▶ [Exercise brief]
Copy every line that mentions the word "totus".

▶ [Stored items]
-------------------------
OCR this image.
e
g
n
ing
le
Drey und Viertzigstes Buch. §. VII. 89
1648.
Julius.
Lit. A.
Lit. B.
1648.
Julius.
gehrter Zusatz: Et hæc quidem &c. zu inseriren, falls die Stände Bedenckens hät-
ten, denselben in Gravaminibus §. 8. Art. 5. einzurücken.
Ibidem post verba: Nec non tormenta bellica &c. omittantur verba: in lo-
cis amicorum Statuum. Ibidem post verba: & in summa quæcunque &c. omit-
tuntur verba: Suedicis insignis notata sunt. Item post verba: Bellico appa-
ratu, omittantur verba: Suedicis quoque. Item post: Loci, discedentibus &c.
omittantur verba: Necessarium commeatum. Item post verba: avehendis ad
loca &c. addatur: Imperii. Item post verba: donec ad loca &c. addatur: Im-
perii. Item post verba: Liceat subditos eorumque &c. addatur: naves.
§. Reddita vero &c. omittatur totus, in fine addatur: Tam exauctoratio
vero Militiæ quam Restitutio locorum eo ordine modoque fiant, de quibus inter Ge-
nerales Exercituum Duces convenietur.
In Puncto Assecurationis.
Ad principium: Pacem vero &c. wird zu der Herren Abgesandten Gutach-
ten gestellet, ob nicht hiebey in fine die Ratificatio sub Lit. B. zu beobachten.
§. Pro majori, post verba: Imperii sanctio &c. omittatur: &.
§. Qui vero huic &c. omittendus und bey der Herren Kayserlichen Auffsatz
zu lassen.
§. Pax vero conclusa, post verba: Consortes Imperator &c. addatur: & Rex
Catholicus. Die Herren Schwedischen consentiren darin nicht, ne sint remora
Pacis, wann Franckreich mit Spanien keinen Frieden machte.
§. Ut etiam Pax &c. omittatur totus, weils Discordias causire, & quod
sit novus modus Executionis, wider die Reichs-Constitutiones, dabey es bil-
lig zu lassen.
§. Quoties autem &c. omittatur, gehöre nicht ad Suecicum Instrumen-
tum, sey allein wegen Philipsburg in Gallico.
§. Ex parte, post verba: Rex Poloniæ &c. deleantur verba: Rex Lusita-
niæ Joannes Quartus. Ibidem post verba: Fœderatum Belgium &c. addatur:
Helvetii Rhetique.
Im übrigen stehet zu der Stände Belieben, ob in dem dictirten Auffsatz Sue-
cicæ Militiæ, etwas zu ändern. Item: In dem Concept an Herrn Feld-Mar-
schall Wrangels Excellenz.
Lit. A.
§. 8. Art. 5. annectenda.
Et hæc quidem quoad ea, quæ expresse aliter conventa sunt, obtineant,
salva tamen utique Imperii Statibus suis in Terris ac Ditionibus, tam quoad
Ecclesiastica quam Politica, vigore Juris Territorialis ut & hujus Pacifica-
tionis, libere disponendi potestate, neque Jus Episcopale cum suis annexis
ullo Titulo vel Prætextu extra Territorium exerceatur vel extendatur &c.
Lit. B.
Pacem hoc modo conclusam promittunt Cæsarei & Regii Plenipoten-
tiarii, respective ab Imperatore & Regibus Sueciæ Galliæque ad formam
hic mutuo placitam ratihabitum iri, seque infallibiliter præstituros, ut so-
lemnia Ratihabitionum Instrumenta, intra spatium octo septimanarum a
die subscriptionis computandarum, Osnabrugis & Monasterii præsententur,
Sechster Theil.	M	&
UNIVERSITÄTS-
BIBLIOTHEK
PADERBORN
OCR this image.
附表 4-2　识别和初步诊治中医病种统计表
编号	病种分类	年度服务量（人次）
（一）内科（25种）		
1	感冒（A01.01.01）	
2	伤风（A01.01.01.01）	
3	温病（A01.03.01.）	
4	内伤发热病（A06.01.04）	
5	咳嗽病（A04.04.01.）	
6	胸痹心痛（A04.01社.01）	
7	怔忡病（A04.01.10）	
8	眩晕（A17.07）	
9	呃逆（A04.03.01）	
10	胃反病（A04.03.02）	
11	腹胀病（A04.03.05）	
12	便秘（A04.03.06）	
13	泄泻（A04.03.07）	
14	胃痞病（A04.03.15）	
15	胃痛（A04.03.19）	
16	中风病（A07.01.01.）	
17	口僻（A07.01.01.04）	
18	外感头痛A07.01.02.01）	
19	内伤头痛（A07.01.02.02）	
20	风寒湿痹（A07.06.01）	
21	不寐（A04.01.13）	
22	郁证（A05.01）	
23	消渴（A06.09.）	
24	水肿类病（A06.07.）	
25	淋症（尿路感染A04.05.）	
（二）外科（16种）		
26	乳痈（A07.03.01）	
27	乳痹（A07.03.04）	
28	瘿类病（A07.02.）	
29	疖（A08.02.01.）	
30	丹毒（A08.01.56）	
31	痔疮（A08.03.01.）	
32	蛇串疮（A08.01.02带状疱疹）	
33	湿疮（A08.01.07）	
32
-------------------------
▶ [Answer to this problem]
§. Reddita vero &c. omittatur totus, in fine addatur: Tam exauctoratio
§. Ut etiam Pax &c. omittatur totus, weils Discordias causire, & quod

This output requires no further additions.